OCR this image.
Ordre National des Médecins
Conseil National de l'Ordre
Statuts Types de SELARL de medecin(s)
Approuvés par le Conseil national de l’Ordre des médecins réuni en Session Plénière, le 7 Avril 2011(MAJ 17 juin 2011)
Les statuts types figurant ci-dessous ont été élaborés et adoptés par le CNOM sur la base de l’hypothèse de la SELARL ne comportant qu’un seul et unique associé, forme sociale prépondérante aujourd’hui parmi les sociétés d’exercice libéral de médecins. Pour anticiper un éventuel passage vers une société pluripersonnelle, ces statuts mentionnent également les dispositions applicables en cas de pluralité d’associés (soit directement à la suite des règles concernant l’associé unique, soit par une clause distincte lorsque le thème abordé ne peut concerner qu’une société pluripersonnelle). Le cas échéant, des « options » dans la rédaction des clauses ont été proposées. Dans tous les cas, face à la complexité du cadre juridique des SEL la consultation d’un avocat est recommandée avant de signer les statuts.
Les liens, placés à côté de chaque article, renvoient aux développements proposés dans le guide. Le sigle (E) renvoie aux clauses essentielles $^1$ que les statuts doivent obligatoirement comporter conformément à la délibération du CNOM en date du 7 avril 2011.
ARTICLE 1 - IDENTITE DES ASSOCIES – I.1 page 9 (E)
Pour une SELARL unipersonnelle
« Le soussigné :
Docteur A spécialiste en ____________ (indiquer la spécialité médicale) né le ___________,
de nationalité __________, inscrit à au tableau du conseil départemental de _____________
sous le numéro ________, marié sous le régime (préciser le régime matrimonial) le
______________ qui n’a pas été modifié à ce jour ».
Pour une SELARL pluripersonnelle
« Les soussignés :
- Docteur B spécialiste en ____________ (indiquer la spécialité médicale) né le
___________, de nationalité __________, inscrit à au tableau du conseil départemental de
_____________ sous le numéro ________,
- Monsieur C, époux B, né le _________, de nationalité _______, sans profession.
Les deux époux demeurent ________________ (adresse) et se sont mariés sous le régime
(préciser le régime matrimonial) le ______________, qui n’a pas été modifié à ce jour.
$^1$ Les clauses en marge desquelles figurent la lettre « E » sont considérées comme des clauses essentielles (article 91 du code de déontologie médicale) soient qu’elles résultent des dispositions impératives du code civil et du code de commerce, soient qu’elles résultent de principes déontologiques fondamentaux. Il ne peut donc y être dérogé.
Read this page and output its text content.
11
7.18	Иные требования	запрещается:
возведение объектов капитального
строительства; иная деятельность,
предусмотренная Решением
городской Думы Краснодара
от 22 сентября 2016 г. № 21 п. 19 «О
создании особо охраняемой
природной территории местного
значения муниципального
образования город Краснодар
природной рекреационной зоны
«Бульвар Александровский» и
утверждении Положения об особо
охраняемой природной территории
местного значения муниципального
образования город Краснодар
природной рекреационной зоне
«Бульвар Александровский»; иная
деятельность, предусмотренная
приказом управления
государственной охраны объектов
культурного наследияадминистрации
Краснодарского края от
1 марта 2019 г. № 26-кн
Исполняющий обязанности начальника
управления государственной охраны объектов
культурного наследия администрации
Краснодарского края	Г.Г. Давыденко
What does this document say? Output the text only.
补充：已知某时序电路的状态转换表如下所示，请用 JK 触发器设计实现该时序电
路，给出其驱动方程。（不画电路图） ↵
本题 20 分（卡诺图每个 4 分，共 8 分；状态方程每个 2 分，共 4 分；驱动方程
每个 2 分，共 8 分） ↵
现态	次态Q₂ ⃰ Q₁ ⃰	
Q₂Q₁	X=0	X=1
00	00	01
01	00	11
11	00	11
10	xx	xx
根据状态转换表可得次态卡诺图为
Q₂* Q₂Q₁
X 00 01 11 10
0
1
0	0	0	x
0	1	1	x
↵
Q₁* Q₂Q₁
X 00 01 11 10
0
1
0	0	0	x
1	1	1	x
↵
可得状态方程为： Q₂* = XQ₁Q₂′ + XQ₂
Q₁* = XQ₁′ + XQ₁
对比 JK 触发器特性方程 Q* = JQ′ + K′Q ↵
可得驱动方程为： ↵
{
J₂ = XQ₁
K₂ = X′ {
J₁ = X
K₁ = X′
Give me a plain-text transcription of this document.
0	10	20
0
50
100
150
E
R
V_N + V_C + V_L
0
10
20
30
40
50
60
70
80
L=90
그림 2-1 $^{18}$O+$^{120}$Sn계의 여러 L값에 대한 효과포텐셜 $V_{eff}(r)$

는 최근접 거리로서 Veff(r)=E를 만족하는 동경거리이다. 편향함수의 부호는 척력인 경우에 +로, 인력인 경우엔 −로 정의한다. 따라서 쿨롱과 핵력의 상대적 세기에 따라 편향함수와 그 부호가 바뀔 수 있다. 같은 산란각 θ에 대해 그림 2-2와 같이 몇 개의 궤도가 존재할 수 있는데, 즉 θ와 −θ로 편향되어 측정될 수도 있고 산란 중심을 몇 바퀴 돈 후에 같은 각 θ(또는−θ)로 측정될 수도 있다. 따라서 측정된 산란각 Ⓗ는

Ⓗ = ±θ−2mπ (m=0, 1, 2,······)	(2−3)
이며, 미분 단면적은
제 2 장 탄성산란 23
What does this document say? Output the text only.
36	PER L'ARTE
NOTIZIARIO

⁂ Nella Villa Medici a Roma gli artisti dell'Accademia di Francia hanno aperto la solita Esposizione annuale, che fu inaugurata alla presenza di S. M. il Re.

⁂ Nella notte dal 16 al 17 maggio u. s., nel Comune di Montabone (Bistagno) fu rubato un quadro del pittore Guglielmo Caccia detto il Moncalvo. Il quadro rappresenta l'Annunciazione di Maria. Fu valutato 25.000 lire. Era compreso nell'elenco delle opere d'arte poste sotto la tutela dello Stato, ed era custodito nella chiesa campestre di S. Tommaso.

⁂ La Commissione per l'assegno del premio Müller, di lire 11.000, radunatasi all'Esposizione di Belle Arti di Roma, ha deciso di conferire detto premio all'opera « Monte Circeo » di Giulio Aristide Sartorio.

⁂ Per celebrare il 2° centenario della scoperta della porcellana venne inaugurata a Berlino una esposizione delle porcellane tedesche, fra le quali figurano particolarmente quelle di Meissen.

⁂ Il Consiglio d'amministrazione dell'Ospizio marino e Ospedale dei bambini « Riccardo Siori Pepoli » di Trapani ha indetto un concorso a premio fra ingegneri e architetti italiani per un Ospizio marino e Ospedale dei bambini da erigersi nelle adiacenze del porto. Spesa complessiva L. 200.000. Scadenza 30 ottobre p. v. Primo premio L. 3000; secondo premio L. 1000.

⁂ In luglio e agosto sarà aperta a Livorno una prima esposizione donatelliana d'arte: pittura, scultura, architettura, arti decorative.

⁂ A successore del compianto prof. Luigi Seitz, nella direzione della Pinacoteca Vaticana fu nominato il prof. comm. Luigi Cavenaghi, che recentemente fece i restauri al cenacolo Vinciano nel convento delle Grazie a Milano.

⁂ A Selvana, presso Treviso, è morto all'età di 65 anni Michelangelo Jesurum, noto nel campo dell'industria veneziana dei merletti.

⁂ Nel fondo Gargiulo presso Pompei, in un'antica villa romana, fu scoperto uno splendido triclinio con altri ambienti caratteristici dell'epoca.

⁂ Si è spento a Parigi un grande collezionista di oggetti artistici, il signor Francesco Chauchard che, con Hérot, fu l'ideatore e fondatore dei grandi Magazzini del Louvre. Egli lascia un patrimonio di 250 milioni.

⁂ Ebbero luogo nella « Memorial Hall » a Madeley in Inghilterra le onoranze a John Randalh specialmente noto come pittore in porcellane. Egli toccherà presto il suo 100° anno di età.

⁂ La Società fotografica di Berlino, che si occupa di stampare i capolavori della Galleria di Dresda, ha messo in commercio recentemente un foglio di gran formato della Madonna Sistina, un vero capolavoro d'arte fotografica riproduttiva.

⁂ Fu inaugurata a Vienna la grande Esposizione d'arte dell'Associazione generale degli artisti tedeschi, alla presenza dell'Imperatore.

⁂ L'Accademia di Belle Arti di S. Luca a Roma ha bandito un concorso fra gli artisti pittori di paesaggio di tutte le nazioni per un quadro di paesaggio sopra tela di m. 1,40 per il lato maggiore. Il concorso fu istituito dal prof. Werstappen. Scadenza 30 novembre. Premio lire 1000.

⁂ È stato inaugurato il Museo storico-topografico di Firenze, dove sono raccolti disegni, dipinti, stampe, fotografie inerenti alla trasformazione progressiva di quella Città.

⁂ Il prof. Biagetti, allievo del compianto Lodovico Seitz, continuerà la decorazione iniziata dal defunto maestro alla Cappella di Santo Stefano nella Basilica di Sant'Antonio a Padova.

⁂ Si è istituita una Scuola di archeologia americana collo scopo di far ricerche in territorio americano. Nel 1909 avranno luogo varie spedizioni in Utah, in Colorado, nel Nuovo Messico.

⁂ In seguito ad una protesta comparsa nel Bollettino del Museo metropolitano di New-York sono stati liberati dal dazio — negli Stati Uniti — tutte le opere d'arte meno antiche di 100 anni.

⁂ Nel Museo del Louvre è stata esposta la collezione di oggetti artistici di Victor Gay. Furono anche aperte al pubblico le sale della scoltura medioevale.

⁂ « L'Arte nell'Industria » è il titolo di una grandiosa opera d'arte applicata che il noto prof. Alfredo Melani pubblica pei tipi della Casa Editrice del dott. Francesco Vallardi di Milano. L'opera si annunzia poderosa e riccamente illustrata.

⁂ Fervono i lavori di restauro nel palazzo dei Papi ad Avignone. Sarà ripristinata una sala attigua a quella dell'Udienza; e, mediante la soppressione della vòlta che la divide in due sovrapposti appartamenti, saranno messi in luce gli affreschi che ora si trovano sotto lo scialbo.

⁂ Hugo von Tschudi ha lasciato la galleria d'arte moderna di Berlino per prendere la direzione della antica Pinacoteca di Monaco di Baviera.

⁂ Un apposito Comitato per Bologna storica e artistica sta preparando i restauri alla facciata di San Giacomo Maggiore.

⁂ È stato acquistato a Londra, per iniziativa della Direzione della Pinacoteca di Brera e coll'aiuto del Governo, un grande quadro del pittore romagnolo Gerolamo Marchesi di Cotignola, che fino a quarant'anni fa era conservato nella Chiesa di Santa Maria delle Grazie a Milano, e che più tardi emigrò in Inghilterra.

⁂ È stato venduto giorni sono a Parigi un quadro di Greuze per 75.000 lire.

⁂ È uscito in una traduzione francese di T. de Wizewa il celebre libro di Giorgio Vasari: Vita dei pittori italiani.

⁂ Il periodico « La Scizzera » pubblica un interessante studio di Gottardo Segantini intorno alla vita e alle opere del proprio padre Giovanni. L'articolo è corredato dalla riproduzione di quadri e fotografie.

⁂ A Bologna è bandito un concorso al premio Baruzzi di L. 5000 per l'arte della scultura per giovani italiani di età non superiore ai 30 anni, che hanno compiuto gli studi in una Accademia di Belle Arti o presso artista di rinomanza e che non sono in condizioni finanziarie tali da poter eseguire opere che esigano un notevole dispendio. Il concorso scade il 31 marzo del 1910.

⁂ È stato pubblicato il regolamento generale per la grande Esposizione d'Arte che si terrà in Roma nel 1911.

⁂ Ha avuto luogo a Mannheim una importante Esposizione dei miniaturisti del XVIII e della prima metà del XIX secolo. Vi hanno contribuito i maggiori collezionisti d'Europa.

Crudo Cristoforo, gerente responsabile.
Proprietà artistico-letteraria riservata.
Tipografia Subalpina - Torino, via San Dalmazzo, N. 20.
——
In the entries above, find lines with "края" and copy each.

Краснодарского края от
Краснодарского края	Г.Г. Давыденко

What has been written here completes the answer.